Exercise directions:
Retype the records below word for word and omit any image.

Supplied entries:
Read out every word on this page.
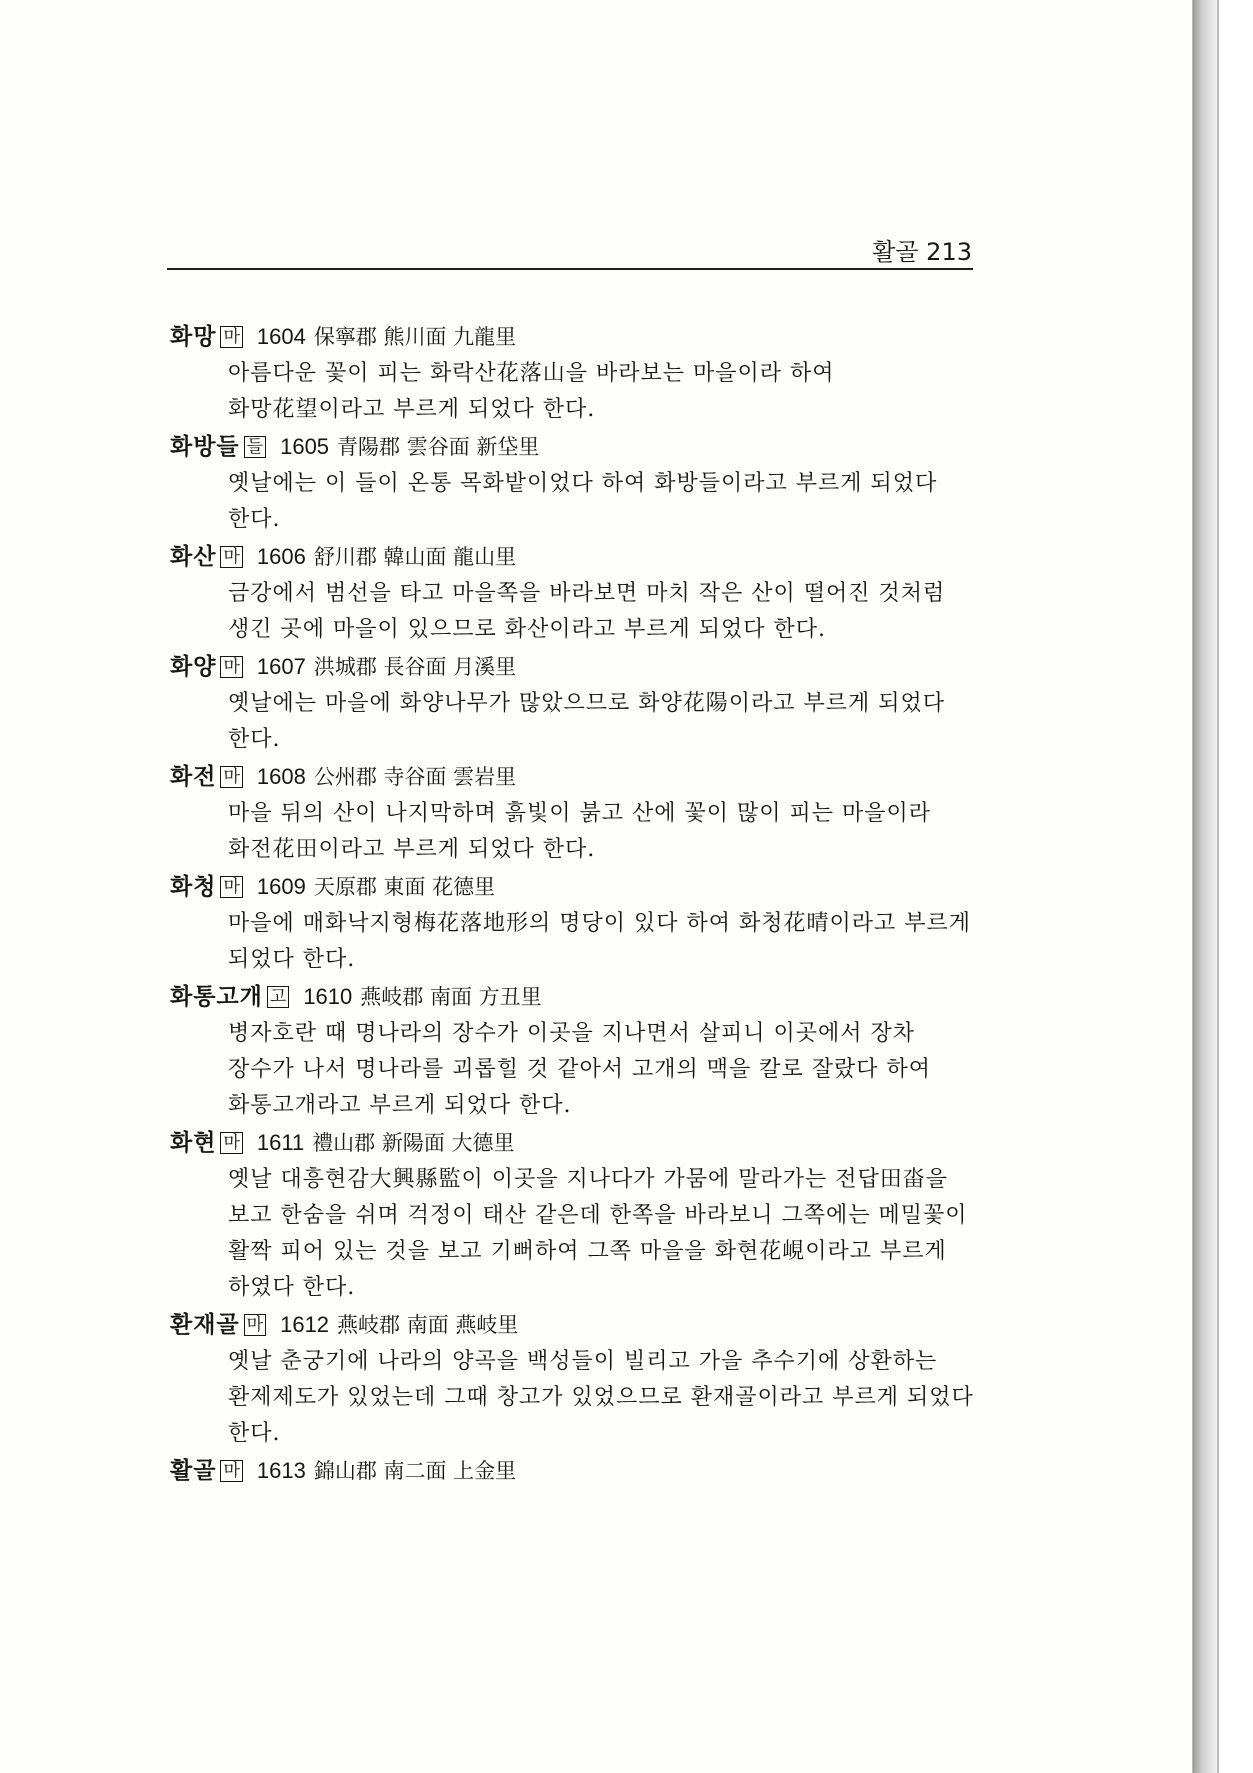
활골 213
화망 마 1604 保寧郡 熊川面 九龍里

아름다운 꽃이 피는 화락산花落山을 바라보는 마을이라 하여 화망花望이라고 부르게 되었다 한다.

화방들 들 1605 青陽郡 雲谷面 新垈里

옛날에는 이 들이 온통 목화밭이었다 하여 화방들이라고 부르게 되었다 한다.

화산 마 1606 舒川郡 韓山面 龍山里

금강에서 범선을 타고 마을쪽을 바라보면 마치 작은 산이 떨어진 것처럼 생긴 곳에 마을이 있으므로 화산이라고 부르게 되었다 한다.

화양 마 1607 洪城郡 長谷面 月溪里

옛날에는 마을에 화양나무가 많았으므로 화양花陽이라고 부르게 되었다 한다.

화전 마 1608 公州郡 寺谷面 雲岩里

마을 뒤의 산이 나지막하며 흙빛이 붉고 산에 꽃이 많이 피는 마을이라 화전花田이라고 부르게 되었다 한다.

화청 마 1609 天原郡 東面 花德里

마을에 매화낙지형梅花落地形의 명당이 있다 하여 화청花晴이라고 부르게 되었다 한다.

화통고개 고 1610 燕岐郡 南面 方丑里

병자호란 때 명나라의 장수가 이곳을 지나면서 살피니 이곳에서 장차 장수가 나서 명나라를 괴롭힐 것 같아서 고개의 맥을 칼로 잘랐다 하여 화통고개라고 부르게 되었다 한다.

화현 마 1611 禮山郡 新陽面 大德里

옛날 대흥현감大興縣監이 이곳을 지나다가 가뭄에 말라가는 전답田畓을 보고 한숨을 쉬며 걱정이 태산 같은데 한쪽을 바라보니 그쪽에는 메밀꽃이 활짝 피어 있는 것을 보고 기뻐하여 그쪽 마을을 화현花峴이라고 부르게 하였다 한다.

환재골 마 1612 燕岐郡 南面 燕岐里

옛날 춘궁기에 나라의 양곡을 백성들이 빌리고 가을 추수기에 상환하는 환제제도가 있었는데 그때 창고가 있었으므로 환재골이라고 부르게 되었다 한다.

활골 마 1613 錦山郡 南二面 上金里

Result for this task:
Read out every word on this page.
활골 213
화망 마 1604 保寧郡 熊川面 九龍里

아름다운 꽃이 피는 화락산花落山을 바라보는 마을이라 하여 화망花望이라고 부르게 되었다 한다.

화방들 들 1605 青陽郡 雲谷面 新垈里

옛날에는 이 들이 온통 목화밭이었다 하여 화방들이라고 부르게 되었다 한다.

화산 마 1606 舒川郡 韓山面 龍山里

금강에서 범선을 타고 마을쪽을 바라보면 마치 작은 산이 떨어진 것처럼 생긴 곳에 마을이 있으므로 화산이라고 부르게 되었다 한다.

화양 마 1607 洪城郡 長谷面 月溪里

옛날에는 마을에 화양나무가 많았으므로 화양花陽이라고 부르게 되었다 한다.

화전 마 1608 公州郡 寺谷面 雲岩里

마을 뒤의 산이 나지막하며 흙빛이 붉고 산에 꽃이 많이 피는 마을이라 화전花田이라고 부르게 되었다 한다.

화청 마 1609 天原郡 東面 花德里

마을에 매화낙지형梅花落地形의 명당이 있다 하여 화청花晴이라고 부르게 되었다 한다.

화통고개 고 1610 燕岐郡 南面 方丑里

병자호란 때 명나라의 장수가 이곳을 지나면서 살피니 이곳에서 장차 장수가 나서 명나라를 괴롭힐 것 같아서 고개의 맥을 칼로 잘랐다 하여 화통고개라고 부르게 되었다 한다.

화현 마 1611 禮山郡 新陽面 大德里

옛날 대흥현감大興縣監이 이곳을 지나다가 가뭄에 말라가는 전답田畓을 보고 한숨을 쉬며 걱정이 태산 같은데 한쪽을 바라보니 그쪽에는 메밀꽃이 활짝 피어 있는 것을 보고 기뻐하여 그쪽 마을을 화현花峴이라고 부르게 하였다 한다.

환재골 마 1612 燕岐郡 南面 燕岐里

옛날 춘궁기에 나라의 양곡을 백성들이 빌리고 가을 추수기에 상환하는 환제제도가 있었는데 그때 창고가 있었으므로 환재골이라고 부르게 되었다 한다.

활골 마 1613 錦山郡 南二面 上金里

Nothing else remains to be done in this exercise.